TASK GOAL
Reproduce each line exactly.
────
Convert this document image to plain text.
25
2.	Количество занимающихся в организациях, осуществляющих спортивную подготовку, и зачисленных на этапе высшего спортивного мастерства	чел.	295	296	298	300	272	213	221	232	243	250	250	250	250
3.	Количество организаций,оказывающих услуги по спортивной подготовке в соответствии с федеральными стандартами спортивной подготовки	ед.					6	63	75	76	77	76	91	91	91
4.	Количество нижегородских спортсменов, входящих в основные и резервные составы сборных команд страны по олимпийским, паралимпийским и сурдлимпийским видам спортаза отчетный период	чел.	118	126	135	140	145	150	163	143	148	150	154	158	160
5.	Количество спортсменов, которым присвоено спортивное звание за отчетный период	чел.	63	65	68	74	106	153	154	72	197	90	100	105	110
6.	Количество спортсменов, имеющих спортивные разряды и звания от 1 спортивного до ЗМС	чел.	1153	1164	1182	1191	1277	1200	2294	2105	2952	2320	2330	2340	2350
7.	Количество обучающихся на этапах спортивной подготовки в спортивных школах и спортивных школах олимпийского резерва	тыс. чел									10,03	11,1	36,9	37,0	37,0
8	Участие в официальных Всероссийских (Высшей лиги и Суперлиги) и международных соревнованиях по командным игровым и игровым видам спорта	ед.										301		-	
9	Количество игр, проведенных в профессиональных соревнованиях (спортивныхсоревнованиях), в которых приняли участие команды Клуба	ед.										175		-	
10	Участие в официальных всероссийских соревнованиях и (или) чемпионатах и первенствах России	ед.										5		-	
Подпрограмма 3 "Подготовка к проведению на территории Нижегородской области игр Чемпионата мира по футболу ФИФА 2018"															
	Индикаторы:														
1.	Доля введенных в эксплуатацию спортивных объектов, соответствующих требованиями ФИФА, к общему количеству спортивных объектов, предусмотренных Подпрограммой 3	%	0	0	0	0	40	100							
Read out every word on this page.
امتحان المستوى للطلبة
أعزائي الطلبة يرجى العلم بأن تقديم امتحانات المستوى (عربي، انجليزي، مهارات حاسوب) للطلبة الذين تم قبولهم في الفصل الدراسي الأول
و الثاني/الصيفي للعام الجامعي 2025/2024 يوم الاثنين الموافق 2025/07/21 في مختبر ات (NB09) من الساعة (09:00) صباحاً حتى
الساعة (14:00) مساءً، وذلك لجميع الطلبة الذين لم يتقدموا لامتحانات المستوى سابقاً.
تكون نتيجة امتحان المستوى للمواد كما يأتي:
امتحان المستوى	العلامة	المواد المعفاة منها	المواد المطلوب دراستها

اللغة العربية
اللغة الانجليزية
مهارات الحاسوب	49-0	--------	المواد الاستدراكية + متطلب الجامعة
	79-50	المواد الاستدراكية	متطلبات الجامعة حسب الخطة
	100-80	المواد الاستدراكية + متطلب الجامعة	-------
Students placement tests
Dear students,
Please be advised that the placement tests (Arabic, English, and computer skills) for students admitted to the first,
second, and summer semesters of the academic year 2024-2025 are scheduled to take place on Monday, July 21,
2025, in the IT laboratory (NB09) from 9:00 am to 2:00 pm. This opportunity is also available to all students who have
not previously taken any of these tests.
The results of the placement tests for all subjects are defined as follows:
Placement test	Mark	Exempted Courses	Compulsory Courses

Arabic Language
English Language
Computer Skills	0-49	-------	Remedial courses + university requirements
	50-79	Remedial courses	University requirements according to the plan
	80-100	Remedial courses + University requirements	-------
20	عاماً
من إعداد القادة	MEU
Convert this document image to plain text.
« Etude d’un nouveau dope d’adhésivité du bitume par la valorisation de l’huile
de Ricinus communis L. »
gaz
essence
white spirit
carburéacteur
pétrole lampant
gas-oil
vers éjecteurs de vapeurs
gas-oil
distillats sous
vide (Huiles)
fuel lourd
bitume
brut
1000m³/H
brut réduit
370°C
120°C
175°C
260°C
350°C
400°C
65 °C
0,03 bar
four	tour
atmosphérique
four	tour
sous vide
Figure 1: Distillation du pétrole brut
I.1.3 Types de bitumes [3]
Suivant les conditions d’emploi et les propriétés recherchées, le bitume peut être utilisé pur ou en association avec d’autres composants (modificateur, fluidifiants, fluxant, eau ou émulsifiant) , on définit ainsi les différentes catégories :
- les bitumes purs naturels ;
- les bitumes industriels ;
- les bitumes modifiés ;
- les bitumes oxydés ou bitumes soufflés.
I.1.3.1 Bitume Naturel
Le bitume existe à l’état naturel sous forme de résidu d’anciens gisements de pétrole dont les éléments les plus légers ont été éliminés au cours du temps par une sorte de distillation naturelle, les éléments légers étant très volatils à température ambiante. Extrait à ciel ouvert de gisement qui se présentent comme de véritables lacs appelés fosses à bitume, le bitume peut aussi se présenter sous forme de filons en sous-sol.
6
────
SOLUTION FOR THIS PROBLEM
Convert this document image to plain text.
25
2.	Количество занимающихся в организациях, осуществляющих спортивную подготовку, и зачисленных на этапе высшего спортивного мастерства	чел.	295	296	298	300	272	213	221	232	243	250	250	250	250
3.	Количество организаций,оказывающих услуги по спортивной подготовке в соответствии с федеральными стандартами спортивной подготовки	ед.					6	63	75	76	77	76	91	91	91
4.	Количество нижегородских спортсменов, входящих в основные и резервные составы сборных команд страны по олимпийским, паралимпийским и сурдлимпийским видам спортаза отчетный период	чел.	118	126	135	140	145	150	163	143	148	150	154	158	160
5.	Количество спортсменов, которым присвоено спортивное звание за отчетный период	чел.	63	65	68	74	106	153	154	72	197	90	100	105	110
6.	Количество спортсменов, имеющих спортивные разряды и звания от 1 спортивного до ЗМС	чел.	1153	1164	1182	1191	1277	1200	2294	2105	2952	2320	2330	2340	2350
7.	Количество обучающихся на этапах спортивной подготовки в спортивных школах и спортивных школах олимпийского резерва	тыс. чел									10,03	11,1	36,9	37,0	37,0
8	Участие в официальных Всероссийских (Высшей лиги и Суперлиги) и международных соревнованиях по командным игровым и игровым видам спорта	ед.										301		-	
9	Количество игр, проведенных в профессиональных соревнованиях (спортивныхсоревнованиях), в которых приняли участие команды Клуба	ед.										175		-	
10	Участие в официальных всероссийских соревнованиях и (или) чемпионатах и первенствах России	ед.										5		-	
Подпрограмма 3 "Подготовка к проведению на территории Нижегородской области игр Чемпионата мира по футболу ФИФА 2018"															
	Индикаторы:														
1.	Доля введенных в эксплуатацию спортивных объектов, соответствующих требованиями ФИФА, к общему количеству спортивных объектов, предусмотренных Подпрограммой 3	%	0	0	0	0	40	100							
Read out every word on this page.
امتحان المستوى للطلبة
أعزائي الطلبة يرجى العلم بأن تقديم امتحانات المستوى (عربي، انجليزي، مهارات حاسوب) للطلبة الذين تم قبولهم في الفصل الدراسي الأول
و الثاني/الصيفي للعام الجامعي 2025/2024 يوم الاثنين الموافق 2025/07/21 في مختبر ات (NB09) من الساعة (09:00) صباحاً حتى
الساعة (14:00) مساءً، وذلك لجميع الطلبة الذين لم يتقدموا لامتحانات المستوى سابقاً.
تكون نتيجة امتحان المستوى للمواد كما يأتي:
امتحان المستوى	العلامة	المواد المعفاة منها	المواد المطلوب دراستها

اللغة العربية
اللغة الانجليزية
مهارات الحاسوب	49-0	--------	المواد الاستدراكية + متطلب الجامعة
	79-50	المواد الاستدراكية	متطلبات الجامعة حسب الخطة
	100-80	المواد الاستدراكية + متطلب الجامعة	-------
Students placement tests
Dear students,
Please be advised that the placement tests (Arabic, English, and computer skills) for students admitted to the first,
second, and summer semesters of the academic year 2024-2025 are scheduled to take place on Monday, July 21,
2025, in the IT laboratory (NB09) from 9:00 am to 2:00 pm. This opportunity is also available to all students who have
not previously taken any of these tests.
The results of the placement tests for all subjects are defined as follows:
Placement test	Mark	Exempted Courses	Compulsory Courses

Arabic Language
English Language
Computer Skills	0-49	-------	Remedial courses + university requirements
	50-79	Remedial courses	University requirements according to the plan
	80-100	Remedial courses + University requirements	-------
20	عاماً
من إعداد القادة	MEU
Convert this document image to plain text.
« Etude d’un nouveau dope d’adhésivité du bitume par la valorisation de l’huile
de Ricinus communis L. »
gaz
essence
white spirit
carburéacteur
pétrole lampant
gas-oil
vers éjecteurs de vapeurs
gas-oil
distillats sous
vide (Huiles)
fuel lourd
bitume
brut
1000m³/H
brut réduit
370°C
120°C
175°C
260°C
350°C
400°C
65 °C
0,03 bar
four	tour
atmosphérique
four	tour
sous vide
Figure 1: Distillation du pétrole brut
I.1.3 Types de bitumes [3]
Suivant les conditions d’emploi et les propriétés recherchées, le bitume peut être utilisé pur ou en association avec d’autres composants (modificateur, fluidifiants, fluxant, eau ou émulsifiant) , on définit ainsi les différentes catégories :
- les bitumes purs naturels ;
- les bitumes industriels ;
- les bitumes modifiés ;
- les bitumes oxydés ou bitumes soufflés.
I.1.3.1 Bitume Naturel
Le bitume existe à l’état naturel sous forme de résidu d’anciens gisements de pétrole dont les éléments les plus légers ont été éliminés au cours du temps par une sorte de distillation naturelle, les éléments légers étant très volatils à température ambiante. Extrait à ciel ouvert de gisement qui se présentent comme de véritables lacs appelés fosses à bitume, le bitume peut aussi se présenter sous forme de filons en sous-sol.
6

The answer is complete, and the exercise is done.